Passage shown:
Pulitzer Prize-Winning Novelist Elizabeth Strout L’82 Examines Law School’s Influence on Her Writing Career.
By her own admission, Elizabeth Strout did not do well in her legal writing class.
“I received a C+, and my teacher was never able to communicate to me what I was doing wrong. I found the conflict between legal writing and creative writing tremendously difficult, although I could never figure out why.”
That first-year setback was not an impediment to Strout’s law school or her writing career. Dropping out after her first year, she eventually returned to law school and graduated cum laude in 1982, “which still tickles me,” she says.
Something Furtive Throughout law school, Strout pursued her creative writing passion, hanging out with the students from the University’s famous M.F.A. program and writing “furtively” in between her assignments. “There was always something furtive about my writing,” Strout explains. “The furtiveness kept me writing under wraps, which was good. It meant the pressure kept building.”
In fact the pressure built and built until Strout began publishing her short stories and eventually her first novel Amy and Isabelle (1998), which was adapted into an “Oprah Winfrey Presents” movie starring Elisabeth Shue.
Amy and Isabelle was the beginning of Strout’s career as an acclaimed novelist, a career which to date includes seven works of fiction; a Pulitzer Prize for Olive Kitteridge (2008), and its adaptation into an Emmy Award-winning mini-series starring Frances McDormand; a Story Prize for Anything Is Possible (2017); and an Oprah’s Book Club pick for her latest novel, Olive, Again (2019).
“Going to Syracuse changed my life. For many years, I did not realize the extent of this truth.”
Elizabeth Strout L’82
Taking A Chance Like the eponymous character of Olive Kitteridge, Strout is a native of Maine. Born in Portland, she grew up in small towns in Maine and New Hampshire. As an adolescent, she wrote avidly in notebooks and received her degree in English from Bates College in 1977. Two years later, she arrived in Syracuse.
“When I went to law school, I knew I wanted to be a fiction writer, but no one at that point was interested in my writing,” recalls Strout. “So I thought, I have a social conscience. I will be a lawyer during the day and write at night.” Strout admits—with some modesty—that her application was perhaps not the strongest Syracuse reviewed that year. “But I am grateful to Syracuse for taking a chance on me.”
Strout also admits that her lawyer-by-day/writer-by-night idea was a little “ill conceived.” Nevertheless, she says, “going to Syracuse changed my life. For many years, I did not realize the extent of this truth, but time has gone by and many different dusts have settled, and I see how much the law school helped shape me as a person and a writer of fiction.”
Learning at Syracuse, continues Strout, “taught me to think differently. It helped strip me of that excessive emotion which I have always felt, an emotion that is necessary for a fiction writer but not one that should be brought to the page in all its sloppiness.”
Strout says she noticed herself thinking differently even after her first semester. “When I went home for break, I realized that friends and family—people who were intelligent—were somehow not thinking that well. They were thinking with emotions and not with solid thoughts.”

Data section:
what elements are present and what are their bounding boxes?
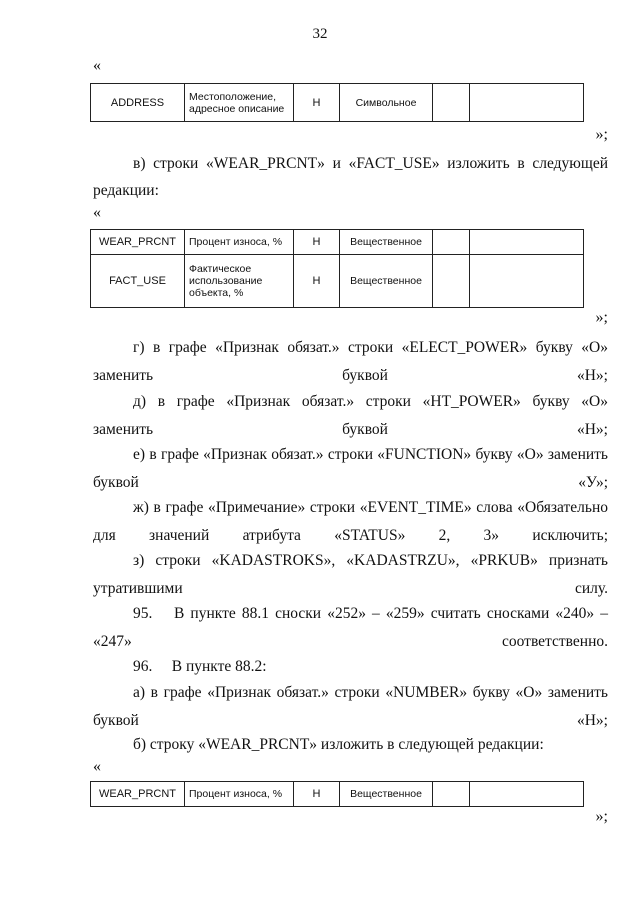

Written instruction: Write out the passage in the Elizabeth Strout article above between "In fact the" and "starring Elisabeth Shue.", inclusive, without changing any words.

Expected answer:
In fact the pressure built and built until Strout began publishing her short stories and eventually her first novel Amy and Isabelle (1998), which was adapted into an “Oprah Winfrey Presents” movie starring Elisabeth Shue.